> **DESCRIPTION OF THE TASK**: Every entry should be repeated exactly. Omit the pictures.

> **DATA PROVIDED**:
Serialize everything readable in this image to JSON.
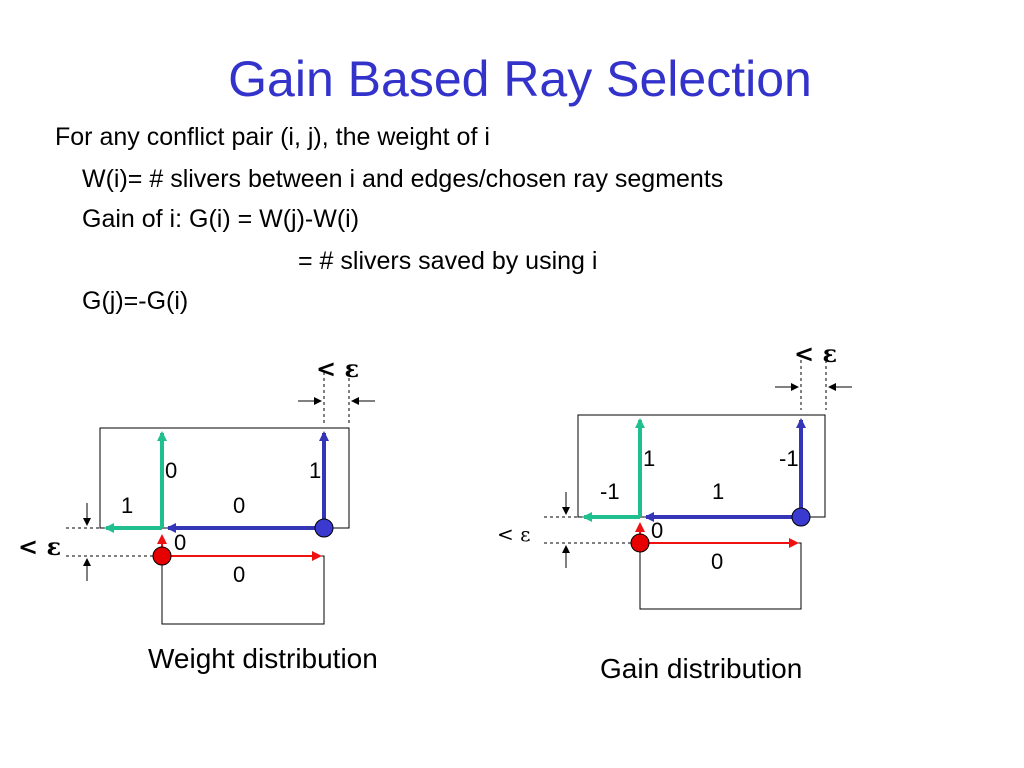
{
  "slide": {
    "title": "Gain Based Ray Selection",
    "lines": [
      "For any conflict pair (i, j), the weight of i",
      "W(i)= # slivers between i and edges/chosen ray segments",
      "Gain of i: G(i) = W(j)-W(i)",
      "= # slivers saved by using i",
      "G(j)=-G(i)"
    ]
  },
  "weight_diagram": {
    "caption": "Weight distribution",
    "epsilon_top": "< ε",
    "epsilon_left": "< ε",
    "labels": {
      "green_up": "0",
      "blue_up": "1",
      "green_left": "1",
      "blue_left": "0",
      "red_up": "0",
      "red_right": "0"
    }
  },
  "gain_diagram": {
    "caption": "Gain distribution",
    "epsilon_top": "< ε",
    "epsilon_left": "< ε",
    "labels": {
      "green_up": "1",
      "blue_up": "-1",
      "green_left": "-1",
      "blue_left": "1",
      "red_up": "0",
      "red_right": "0"
    }
  },
  "colors": {
    "title": "#3333cc",
    "green": "#1fbf8f",
    "blue": "#3535b8",
    "red": "#ee1111",
    "red_dot": "#e60000",
    "blue_dot": "#3a3ad0"
  }
}
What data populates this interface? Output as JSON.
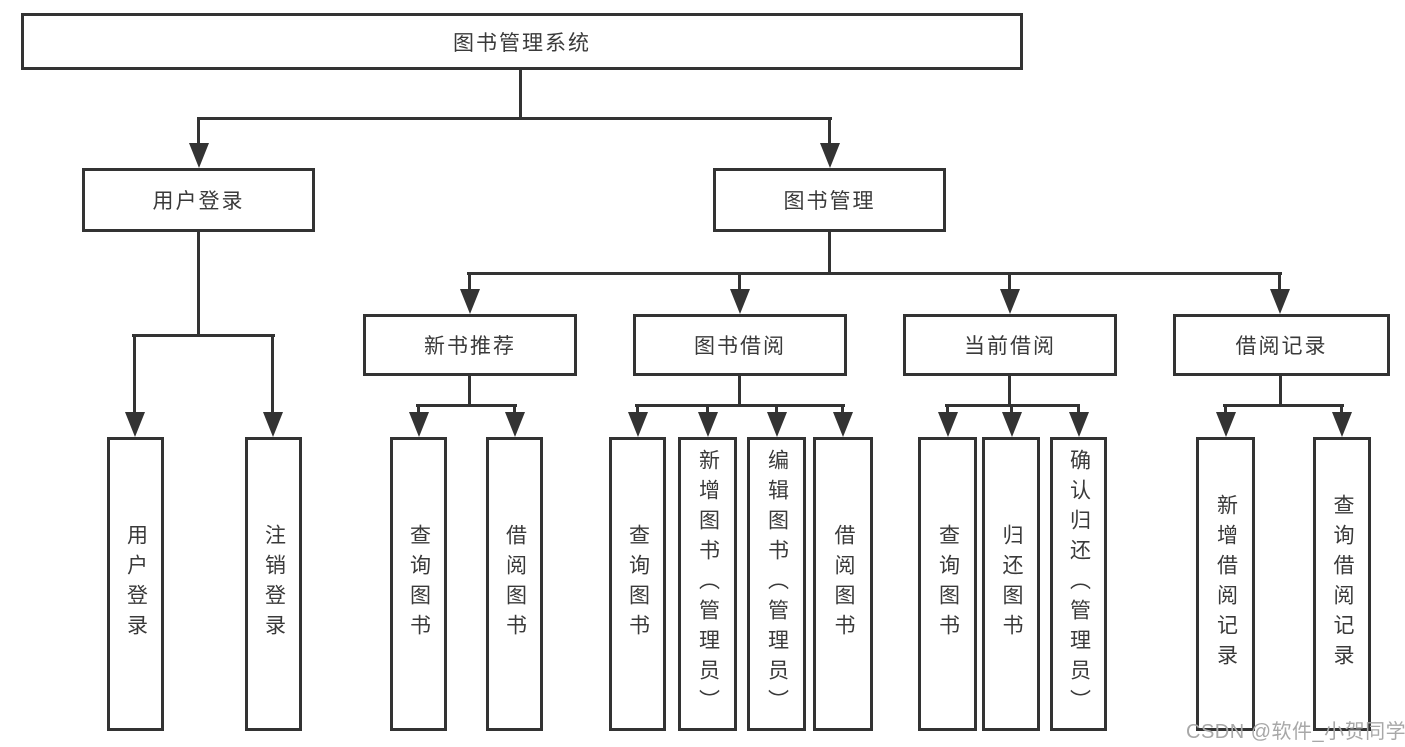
{
  "diagram": {
    "type": "hierarchy-tree",
    "line_color": "#333333",
    "box_background": "#ffffff",
    "root": {
      "label": "图书管理系统"
    },
    "level2": [
      {
        "label": "用户登录"
      },
      {
        "label": "图书管理"
      }
    ],
    "level3": [
      {
        "label": "新书推荐"
      },
      {
        "label": "图书借阅"
      },
      {
        "label": "当前借阅"
      },
      {
        "label": "借阅记录"
      }
    ],
    "leaves": [
      {
        "label": "用户登录"
      },
      {
        "label": "注销登录"
      },
      {
        "label": "查询图书"
      },
      {
        "label": "借阅图书"
      },
      {
        "label": "查询图书"
      },
      {
        "label": "新增图书（管理员）"
      },
      {
        "label": "编辑图书（管理员）"
      },
      {
        "label": "借阅图书"
      },
      {
        "label": "查询图书"
      },
      {
        "label": "归还图书"
      },
      {
        "label": "确认归还（管理员）"
      },
      {
        "label": "新增借阅记录"
      },
      {
        "label": "查询借阅记录"
      }
    ]
  },
  "watermark": {
    "text": "CSDN @软件_小贺同学",
    "color": "#a8a8a8"
  }
}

> **TASK OUTPUT**:
Serialize everything readable in this image to JSON.
{
  "slide": {
    "title": "Gain Based Ray Selection",
    "lines": [
      "For any conflict pair (i, j), the weight of i",
      "W(i)= # slivers between i and edges/chosen ray segments",
      "Gain of i: G(i) = W(j)-W(i)",
      "= # slivers saved by using i",
      "G(j)=-G(i)"
    ]
  },
  "weight_diagram": {
    "caption": "Weight distribution",
    "epsilon_top": "< ε",
    "epsilon_left": "< ε",
    "labels": {
      "green_up": "0",
      "blue_up": "1",
      "green_left": "1",
      "blue_left": "0",
      "red_up": "0",
      "red_right": "0"
    }
  },
  "gain_diagram": {
    "caption": "Gain distribution",
    "epsilon_top": "< ε",
    "epsilon_left": "< ε",
    "labels": {
      "green_up": "1",
      "blue_up": "-1",
      "green_left": "-1",
      "blue_left": "1",
      "red_up": "0",
      "red_right": "0"
    }
  },
  "colors": {
    "title": "#3333cc",
    "green": "#1fbf8f",
    "blue": "#3535b8",
    "red": "#ee1111",
    "red_dot": "#e60000",
    "blue_dot": "#3a3ad0"
  }
}
What data populates this interface? Output as JSON.
{
  "diagram": {
    "type": "hierarchy-tree",
    "line_color": "#333333",
    "box_background": "#ffffff",
    "root": {
      "label": "图书管理系统"
    },
    "level2": [
      {
        "label": "用户登录"
      },
      {
        "label": "图书管理"
      }
    ],
    "level3": [
      {
        "label": "新书推荐"
      },
      {
        "label": "图书借阅"
      },
      {
        "label": "当前借阅"
      },
      {
        "label": "借阅记录"
      }
    ],
    "leaves": [
      {
        "label": "用户登录"
      },
      {
        "label": "注销登录"
      },
      {
        "label": "查询图书"
      },
      {
        "label": "借阅图书"
      },
      {
        "label": "查询图书"
      },
      {
        "label": "新增图书（管理员）"
      },
      {
        "label": "编辑图书（管理员）"
      },
      {
        "label": "借阅图书"
      },
      {
        "label": "查询图书"
      },
      {
        "label": "归还图书"
      },
      {
        "label": "确认归还（管理员）"
      },
      {
        "label": "新增借阅记录"
      },
      {
        "label": "查询借阅记录"
      }
    ]
  },
  "watermark": {
    "text": "CSDN @软件_小贺同学",
    "color": "#a8a8a8"
  }
}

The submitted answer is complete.